(A block of data)
┌────────

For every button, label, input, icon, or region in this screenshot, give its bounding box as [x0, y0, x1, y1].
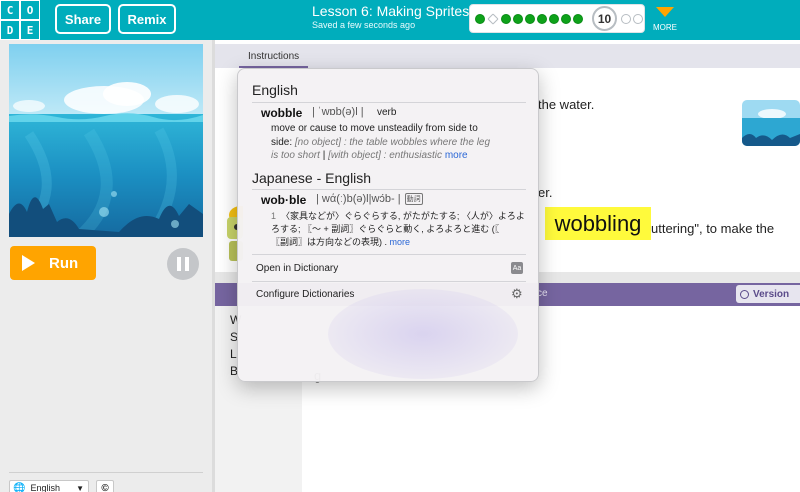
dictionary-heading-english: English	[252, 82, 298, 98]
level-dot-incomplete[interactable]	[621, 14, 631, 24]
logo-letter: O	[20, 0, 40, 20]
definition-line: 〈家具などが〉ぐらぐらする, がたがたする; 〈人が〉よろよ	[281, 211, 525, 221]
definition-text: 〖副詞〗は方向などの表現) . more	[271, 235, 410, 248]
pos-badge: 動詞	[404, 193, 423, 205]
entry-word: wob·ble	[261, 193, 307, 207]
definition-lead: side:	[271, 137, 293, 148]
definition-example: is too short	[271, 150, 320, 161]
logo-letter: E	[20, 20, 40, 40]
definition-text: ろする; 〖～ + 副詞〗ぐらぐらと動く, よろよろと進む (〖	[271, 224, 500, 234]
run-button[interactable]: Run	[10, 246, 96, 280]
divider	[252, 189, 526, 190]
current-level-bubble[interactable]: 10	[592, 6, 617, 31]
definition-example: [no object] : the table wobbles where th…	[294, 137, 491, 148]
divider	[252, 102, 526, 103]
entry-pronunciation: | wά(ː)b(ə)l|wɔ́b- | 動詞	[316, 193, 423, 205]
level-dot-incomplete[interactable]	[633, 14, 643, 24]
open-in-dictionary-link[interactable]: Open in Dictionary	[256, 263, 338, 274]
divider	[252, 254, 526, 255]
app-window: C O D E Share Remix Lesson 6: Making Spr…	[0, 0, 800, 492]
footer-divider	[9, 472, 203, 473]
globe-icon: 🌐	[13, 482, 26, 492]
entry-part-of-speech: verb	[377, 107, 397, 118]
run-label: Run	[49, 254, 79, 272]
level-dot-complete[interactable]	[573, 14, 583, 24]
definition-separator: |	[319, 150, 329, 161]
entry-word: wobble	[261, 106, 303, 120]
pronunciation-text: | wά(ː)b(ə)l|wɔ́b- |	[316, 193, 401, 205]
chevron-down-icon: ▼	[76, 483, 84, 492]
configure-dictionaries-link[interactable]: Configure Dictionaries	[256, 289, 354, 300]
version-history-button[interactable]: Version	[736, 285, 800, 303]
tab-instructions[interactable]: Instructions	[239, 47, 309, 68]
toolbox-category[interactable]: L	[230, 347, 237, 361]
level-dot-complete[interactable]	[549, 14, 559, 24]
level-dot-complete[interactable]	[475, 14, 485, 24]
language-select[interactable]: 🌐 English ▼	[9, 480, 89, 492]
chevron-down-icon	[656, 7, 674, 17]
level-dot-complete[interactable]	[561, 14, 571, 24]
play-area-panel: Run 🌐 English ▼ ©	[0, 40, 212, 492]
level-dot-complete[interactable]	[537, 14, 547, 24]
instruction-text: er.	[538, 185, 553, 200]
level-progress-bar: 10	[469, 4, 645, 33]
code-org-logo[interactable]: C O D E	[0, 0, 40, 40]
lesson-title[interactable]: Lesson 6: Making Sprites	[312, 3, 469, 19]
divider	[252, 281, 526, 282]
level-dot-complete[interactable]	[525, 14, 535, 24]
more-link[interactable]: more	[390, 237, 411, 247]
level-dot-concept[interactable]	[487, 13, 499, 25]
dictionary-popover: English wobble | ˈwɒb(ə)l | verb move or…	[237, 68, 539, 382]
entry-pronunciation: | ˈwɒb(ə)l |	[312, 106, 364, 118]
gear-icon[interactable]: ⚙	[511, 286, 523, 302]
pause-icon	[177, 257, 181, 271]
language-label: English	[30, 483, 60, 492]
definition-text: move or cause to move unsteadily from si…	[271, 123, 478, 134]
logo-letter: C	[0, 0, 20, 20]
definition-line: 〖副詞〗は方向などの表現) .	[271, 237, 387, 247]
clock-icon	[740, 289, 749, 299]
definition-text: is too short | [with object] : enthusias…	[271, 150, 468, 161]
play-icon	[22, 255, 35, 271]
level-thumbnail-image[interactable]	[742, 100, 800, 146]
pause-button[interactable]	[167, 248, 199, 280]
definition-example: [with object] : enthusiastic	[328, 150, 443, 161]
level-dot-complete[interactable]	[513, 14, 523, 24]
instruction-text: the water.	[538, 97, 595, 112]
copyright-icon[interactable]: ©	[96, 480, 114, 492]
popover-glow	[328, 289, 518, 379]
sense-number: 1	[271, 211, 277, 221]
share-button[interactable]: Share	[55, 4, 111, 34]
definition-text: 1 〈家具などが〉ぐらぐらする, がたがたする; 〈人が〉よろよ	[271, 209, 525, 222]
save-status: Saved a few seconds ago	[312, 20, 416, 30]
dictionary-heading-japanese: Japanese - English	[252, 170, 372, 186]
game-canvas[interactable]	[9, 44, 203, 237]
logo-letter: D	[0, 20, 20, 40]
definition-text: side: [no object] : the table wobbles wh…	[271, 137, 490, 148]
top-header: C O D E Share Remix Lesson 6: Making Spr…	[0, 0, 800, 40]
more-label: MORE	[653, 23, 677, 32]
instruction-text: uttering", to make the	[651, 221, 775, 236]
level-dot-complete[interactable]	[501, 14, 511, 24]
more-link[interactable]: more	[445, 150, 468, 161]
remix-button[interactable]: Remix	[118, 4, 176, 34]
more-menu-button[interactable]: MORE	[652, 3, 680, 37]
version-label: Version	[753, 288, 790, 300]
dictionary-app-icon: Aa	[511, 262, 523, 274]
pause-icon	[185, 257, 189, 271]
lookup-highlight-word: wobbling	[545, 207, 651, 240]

└────────

Reproduce the material word for word, beginning with the line that contains "82, 298, 98]" and continuing through the line that contains "289, 354, 300]".

dictionary-heading-english: English	[252, 82, 298, 98]
level-dot-incomplete[interactable]	[621, 14, 631, 24]
logo-letter: O	[20, 0, 40, 20]
definition-line: 〈家具などが〉ぐらぐらする, がたがたする; 〈人が〉よろよ	[281, 211, 525, 221]
definition-text: 〖副詞〗は方向などの表現) . more	[271, 235, 410, 248]
pos-badge: 動詞	[404, 193, 423, 205]
entry-word: wob·ble	[261, 193, 307, 207]
definition-lead: side:	[271, 137, 293, 148]
definition-example: is too short	[271, 150, 320, 161]
logo-letter: E	[20, 20, 40, 40]
definition-text: ろする; 〖～ + 副詞〗ぐらぐらと動く, よろよろと進む (〖	[271, 224, 500, 234]
run-button[interactable]: Run	[10, 246, 96, 280]
divider	[252, 189, 526, 190]
current-level-bubble[interactable]: 10	[592, 6, 617, 31]
definition-example: [no object] : the table wobbles where th…	[294, 137, 491, 148]
divider	[252, 102, 526, 103]
entry-pronunciation: | wά(ː)b(ə)l|wɔ́b- | 動詞	[316, 193, 423, 205]
level-dot-incomplete[interactable]	[633, 14, 643, 24]
open-in-dictionary-link[interactable]: Open in Dictionary	[256, 263, 338, 274]
divider	[252, 254, 526, 255]
app-window: C O D E Share Remix Lesson 6: Making Spr…	[0, 0, 800, 492]
footer-divider	[9, 472, 203, 473]
globe-icon: 🌐	[13, 482, 26, 492]
entry-part-of-speech: verb	[377, 107, 397, 118]
run-label: Run	[49, 254, 79, 272]
level-dot-complete[interactable]	[573, 14, 583, 24]
definition-separator: |	[319, 150, 329, 161]
entry-word: wobble	[261, 106, 303, 120]
pronunciation-text: | wά(ː)b(ə)l|wɔ́b- |	[316, 193, 401, 205]
chevron-down-icon: ▼	[76, 483, 84, 492]
configure-dictionaries-link[interactable]: Configure Dictionaries	[256, 289, 354, 300]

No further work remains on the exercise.